- _Records for processing_:
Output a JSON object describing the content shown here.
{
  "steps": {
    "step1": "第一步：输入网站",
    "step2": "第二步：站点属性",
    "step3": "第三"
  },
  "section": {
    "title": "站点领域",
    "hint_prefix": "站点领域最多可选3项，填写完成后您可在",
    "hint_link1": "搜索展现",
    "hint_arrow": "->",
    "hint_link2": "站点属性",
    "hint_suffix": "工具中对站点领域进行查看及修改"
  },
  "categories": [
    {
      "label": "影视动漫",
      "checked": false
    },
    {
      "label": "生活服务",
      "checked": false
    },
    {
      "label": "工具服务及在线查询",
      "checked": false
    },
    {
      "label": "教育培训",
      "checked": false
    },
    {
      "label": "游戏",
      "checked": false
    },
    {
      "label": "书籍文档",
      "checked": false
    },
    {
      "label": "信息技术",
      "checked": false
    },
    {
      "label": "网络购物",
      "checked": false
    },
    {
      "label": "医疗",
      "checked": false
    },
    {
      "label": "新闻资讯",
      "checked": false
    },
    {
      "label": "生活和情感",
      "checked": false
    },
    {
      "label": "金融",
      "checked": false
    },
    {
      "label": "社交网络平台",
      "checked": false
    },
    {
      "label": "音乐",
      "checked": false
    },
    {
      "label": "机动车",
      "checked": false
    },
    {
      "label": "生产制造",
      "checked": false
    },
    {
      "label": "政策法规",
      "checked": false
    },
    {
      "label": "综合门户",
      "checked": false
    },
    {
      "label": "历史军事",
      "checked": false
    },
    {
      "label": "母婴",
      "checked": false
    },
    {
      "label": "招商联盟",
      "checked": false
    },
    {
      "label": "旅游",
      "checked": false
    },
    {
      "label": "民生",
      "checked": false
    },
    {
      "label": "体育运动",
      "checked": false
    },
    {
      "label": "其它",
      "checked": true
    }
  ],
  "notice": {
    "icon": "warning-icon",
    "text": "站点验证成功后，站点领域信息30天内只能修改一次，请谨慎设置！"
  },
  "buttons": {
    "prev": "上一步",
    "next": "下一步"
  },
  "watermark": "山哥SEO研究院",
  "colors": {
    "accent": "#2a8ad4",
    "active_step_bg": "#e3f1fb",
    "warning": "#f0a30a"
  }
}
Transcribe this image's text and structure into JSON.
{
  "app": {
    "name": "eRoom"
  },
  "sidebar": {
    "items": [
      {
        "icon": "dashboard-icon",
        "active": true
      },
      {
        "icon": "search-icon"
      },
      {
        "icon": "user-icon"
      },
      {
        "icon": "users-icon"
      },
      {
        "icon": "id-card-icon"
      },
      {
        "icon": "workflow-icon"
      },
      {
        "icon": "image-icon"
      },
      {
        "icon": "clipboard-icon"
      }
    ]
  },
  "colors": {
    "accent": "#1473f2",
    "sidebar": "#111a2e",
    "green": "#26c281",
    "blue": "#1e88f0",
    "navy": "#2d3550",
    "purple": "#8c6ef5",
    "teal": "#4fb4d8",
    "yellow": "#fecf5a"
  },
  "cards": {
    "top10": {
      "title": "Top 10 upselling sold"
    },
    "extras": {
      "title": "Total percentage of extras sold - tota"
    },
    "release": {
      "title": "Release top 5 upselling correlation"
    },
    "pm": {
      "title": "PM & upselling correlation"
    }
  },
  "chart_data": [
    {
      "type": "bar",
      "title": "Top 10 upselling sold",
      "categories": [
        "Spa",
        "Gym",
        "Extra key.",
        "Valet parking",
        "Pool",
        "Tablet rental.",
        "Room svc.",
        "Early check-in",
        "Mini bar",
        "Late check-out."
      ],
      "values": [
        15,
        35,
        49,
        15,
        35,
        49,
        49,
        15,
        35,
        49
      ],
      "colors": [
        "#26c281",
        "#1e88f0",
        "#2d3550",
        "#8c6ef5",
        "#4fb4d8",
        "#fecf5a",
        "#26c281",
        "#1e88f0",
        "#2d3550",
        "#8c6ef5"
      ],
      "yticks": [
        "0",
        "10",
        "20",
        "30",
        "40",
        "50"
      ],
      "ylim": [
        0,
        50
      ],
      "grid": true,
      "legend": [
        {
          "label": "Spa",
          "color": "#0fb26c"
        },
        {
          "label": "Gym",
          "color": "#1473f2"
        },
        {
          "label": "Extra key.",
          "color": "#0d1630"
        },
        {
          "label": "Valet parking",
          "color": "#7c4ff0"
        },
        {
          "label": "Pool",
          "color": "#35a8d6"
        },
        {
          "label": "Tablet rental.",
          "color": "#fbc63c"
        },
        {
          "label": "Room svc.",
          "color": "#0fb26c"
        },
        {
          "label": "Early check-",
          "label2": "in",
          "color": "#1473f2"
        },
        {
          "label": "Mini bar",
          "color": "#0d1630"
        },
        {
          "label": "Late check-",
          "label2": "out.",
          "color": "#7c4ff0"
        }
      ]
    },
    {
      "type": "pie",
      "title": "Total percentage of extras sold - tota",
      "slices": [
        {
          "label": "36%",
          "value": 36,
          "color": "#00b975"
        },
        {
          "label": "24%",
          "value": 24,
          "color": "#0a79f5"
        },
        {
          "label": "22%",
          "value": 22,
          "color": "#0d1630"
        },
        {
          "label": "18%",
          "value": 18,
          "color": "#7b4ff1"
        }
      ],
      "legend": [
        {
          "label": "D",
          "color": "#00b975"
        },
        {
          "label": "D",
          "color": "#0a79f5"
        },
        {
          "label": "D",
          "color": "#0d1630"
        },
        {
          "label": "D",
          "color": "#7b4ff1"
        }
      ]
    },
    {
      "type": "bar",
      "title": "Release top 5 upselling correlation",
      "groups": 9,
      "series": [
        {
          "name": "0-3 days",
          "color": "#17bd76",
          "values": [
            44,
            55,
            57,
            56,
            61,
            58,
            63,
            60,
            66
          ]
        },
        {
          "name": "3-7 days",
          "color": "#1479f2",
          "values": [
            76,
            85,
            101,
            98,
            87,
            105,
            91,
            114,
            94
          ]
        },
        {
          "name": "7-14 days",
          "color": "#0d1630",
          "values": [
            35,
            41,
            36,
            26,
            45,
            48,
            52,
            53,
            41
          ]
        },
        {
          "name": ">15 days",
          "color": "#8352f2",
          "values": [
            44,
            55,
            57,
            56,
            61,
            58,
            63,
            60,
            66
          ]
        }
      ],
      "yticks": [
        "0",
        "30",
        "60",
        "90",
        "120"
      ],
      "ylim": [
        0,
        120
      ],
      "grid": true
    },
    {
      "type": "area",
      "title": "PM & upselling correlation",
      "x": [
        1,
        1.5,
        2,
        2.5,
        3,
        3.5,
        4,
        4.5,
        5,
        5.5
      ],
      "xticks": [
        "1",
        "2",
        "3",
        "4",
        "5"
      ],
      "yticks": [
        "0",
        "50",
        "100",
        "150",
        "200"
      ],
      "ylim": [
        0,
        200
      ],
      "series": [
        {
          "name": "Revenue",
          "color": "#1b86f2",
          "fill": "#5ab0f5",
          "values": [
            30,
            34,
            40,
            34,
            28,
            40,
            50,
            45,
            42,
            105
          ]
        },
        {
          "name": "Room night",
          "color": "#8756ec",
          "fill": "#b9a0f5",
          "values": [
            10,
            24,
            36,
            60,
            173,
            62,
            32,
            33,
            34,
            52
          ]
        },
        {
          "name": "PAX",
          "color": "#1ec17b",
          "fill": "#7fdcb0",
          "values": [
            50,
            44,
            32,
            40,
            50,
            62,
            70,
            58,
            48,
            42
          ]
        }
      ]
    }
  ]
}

- _Exercise details_: Restate all of the entries exactly, please.

- _Task output_:
Output a JSON object describing the content shown here.
{
  "steps": {
    "step1": "第一步：输入网站",
    "step2": "第二步：站点属性",
    "step3": "第三"
  },
  "section": {
    "title": "站点领域",
    "hint_prefix": "站点领域最多可选3项，填写完成后您可在",
    "hint_link1": "搜索展现",
    "hint_arrow": "->",
    "hint_link2": "站点属性",
    "hint_suffix": "工具中对站点领域进行查看及修改"
  },
  "categories": [
    {
      "label": "影视动漫",
      "checked": false
    },
    {
      "label": "生活服务",
      "checked": false
    },
    {
      "label": "工具服务及在线查询",
      "checked": false
    },
    {
      "label": "教育培训",
      "checked": false
    },
    {
      "label": "游戏",
      "checked": false
    },
    {
      "label": "书籍文档",
      "checked": false
    },
    {
      "label": "信息技术",
      "checked": false
    },
    {
      "label": "网络购物",
      "checked": false
    },
    {
      "label": "医疗",
      "checked": false
    },
    {
      "label": "新闻资讯",
      "checked": false
    },
    {
      "label": "生活和情感",
      "checked": false
    },
    {
      "label": "金融",
      "checked": false
    },
    {
      "label": "社交网络平台",
      "checked": false
    },
    {
      "label": "音乐",
      "checked": false
    },
    {
      "label": "机动车",
      "checked": false
    },
    {
      "label": "生产制造",
      "checked": false
    },
    {
      "label": "政策法规",
      "checked": false
    },
    {
      "label": "综合门户",
      "checked": false
    },
    {
      "label": "历史军事",
      "checked": false
    },
    {
      "label": "母婴",
      "checked": false
    },
    {
      "label": "招商联盟",
      "checked": false
    },
    {
      "label": "旅游",
      "checked": false
    },
    {
      "label": "民生",
      "checked": false
    },
    {
      "label": "体育运动",
      "checked": false
    },
    {
      "label": "其它",
      "checked": true
    }
  ],
  "notice": {
    "icon": "warning-icon",
    "text": "站点验证成功后，站点领域信息30天内只能修改一次，请谨慎设置！"
  },
  "buttons": {
    "prev": "上一步",
    "next": "下一步"
  },
  "watermark": "山哥SEO研究院",
  "colors": {
    "accent": "#2a8ad4",
    "active_step_bg": "#e3f1fb",
    "warning": "#f0a30a"
  }
}
Transcribe this image's text and structure into JSON.
{
  "app": {
    "name": "eRoom"
  },
  "sidebar": {
    "items": [
      {
        "icon": "dashboard-icon",
        "active": true
      },
      {
        "icon": "search-icon"
      },
      {
        "icon": "user-icon"
      },
      {
        "icon": "users-icon"
      },
      {
        "icon": "id-card-icon"
      },
      {
        "icon": "workflow-icon"
      },
      {
        "icon": "image-icon"
      },
      {
        "icon": "clipboard-icon"
      }
    ]
  },
  "colors": {
    "accent": "#1473f2",
    "sidebar": "#111a2e",
    "green": "#26c281",
    "blue": "#1e88f0",
    "navy": "#2d3550",
    "purple": "#8c6ef5",
    "teal": "#4fb4d8",
    "yellow": "#fecf5a"
  },
  "cards": {
    "top10": {
      "title": "Top 10 upselling sold"
    },
    "extras": {
      "title": "Total percentage of extras sold - tota"
    },
    "release": {
      "title": "Release top 5 upselling correlation"
    },
    "pm": {
      "title": "PM & upselling correlation"
    }
  },
  "chart_data": [
    {
      "type": "bar",
      "title": "Top 10 upselling sold",
      "categories": [
        "Spa",
        "Gym",
        "Extra key.",
        "Valet parking",
        "Pool",
        "Tablet rental.",
        "Room svc.",
        "Early check-in",
        "Mini bar",
        "Late check-out."
      ],
      "values": [
        15,
        35,
        49,
        15,
        35,
        49,
        49,
        15,
        35,
        49
      ],
      "colors": [
        "#26c281",
        "#1e88f0",
        "#2d3550",
        "#8c6ef5",
        "#4fb4d8",
        "#fecf5a",
        "#26c281",
        "#1e88f0",
        "#2d3550",
        "#8c6ef5"
      ],
      "yticks": [
        "0",
        "10",
        "20",
        "30",
        "40",
        "50"
      ],
      "ylim": [
        0,
        50
      ],
      "grid": true,
      "legend": [
        {
          "label": "Spa",
          "color": "#0fb26c"
        },
        {
          "label": "Gym",
          "color": "#1473f2"
        },
        {
          "label": "Extra key.",
          "color": "#0d1630"
        },
        {
          "label": "Valet parking",
          "color": "#7c4ff0"
        },
        {
          "label": "Pool",
          "color": "#35a8d6"
        },
        {
          "label": "Tablet rental.",
          "color": "#fbc63c"
        },
        {
          "label": "Room svc.",
          "color": "#0fb26c"
        },
        {
          "label": "Early check-",
          "label2": "in",
          "color": "#1473f2"
        },
        {
          "label": "Mini bar",
          "color": "#0d1630"
        },
        {
          "label": "Late check-",
          "label2": "out.",
          "color": "#7c4ff0"
        }
      ]
    },
    {
      "type": "pie",
      "title": "Total percentage of extras sold - tota",
      "slices": [
        {
          "label": "36%",
          "value": 36,
          "color": "#00b975"
        },
        {
          "label": "24%",
          "value": 24,
          "color": "#0a79f5"
        },
        {
          "label": "22%",
          "value": 22,
          "color": "#0d1630"
        },
        {
          "label": "18%",
          "value": 18,
          "color": "#7b4ff1"
        }
      ],
      "legend": [
        {
          "label": "D",
          "color": "#00b975"
        },
        {
          "label": "D",
          "color": "#0a79f5"
        },
        {
          "label": "D",
          "color": "#0d1630"
        },
        {
          "label": "D",
          "color": "#7b4ff1"
        }
      ]
    },
    {
      "type": "bar",
      "title": "Release top 5 upselling correlation",
      "groups": 9,
      "series": [
        {
          "name": "0-3 days",
          "color": "#17bd76",
          "values": [
            44,
            55,
            57,
            56,
            61,
            58,
            63,
            60,
            66
          ]
        },
        {
          "name": "3-7 days",
          "color": "#1479f2",
          "values": [
            76,
            85,
            101,
            98,
            87,
            105,
            91,
            114,
            94
          ]
        },
        {
          "name": "7-14 days",
          "color": "#0d1630",
          "values": [
            35,
            41,
            36,
            26,
            45,
            48,
            52,
            53,
            41
          ]
        },
        {
          "name": ">15 days",
          "color": "#8352f2",
          "values": [
            44,
            55,
            57,
            56,
            61,
            58,
            63,
            60,
            66
          ]
        }
      ],
      "yticks": [
        "0",
        "30",
        "60",
        "90",
        "120"
      ],
      "ylim": [
        0,
        120
      ],
      "grid": true
    },
    {
      "type": "area",
      "title": "PM & upselling correlation",
      "x": [
        1,
        1.5,
        2,
        2.5,
        3,
        3.5,
        4,
        4.5,
        5,
        5.5
      ],
      "xticks": [
        "1",
        "2",
        "3",
        "4",
        "5"
      ],
      "yticks": [
        "0",
        "50",
        "100",
        "150",
        "200"
      ],
      "ylim": [
        0,
        200
      ],
      "series": [
        {
          "name": "Revenue",
          "color": "#1b86f2",
          "fill": "#5ab0f5",
          "values": [
            30,
            34,
            40,
            34,
            28,
            40,
            50,
            45,
            42,
            105
          ]
        },
        {
          "name": "Room night",
          "color": "#8756ec",
          "fill": "#b9a0f5",
          "values": [
            10,
            24,
            36,
            60,
            173,
            62,
            32,
            33,
            34,
            52
          ]
        },
        {
          "name": "PAX",
          "color": "#1ec17b",
          "fill": "#7fdcb0",
          "values": [
            50,
            44,
            32,
            40,
            50,
            62,
            70,
            58,
            48,
            42
          ]
        }
      ]
    }
  ]
}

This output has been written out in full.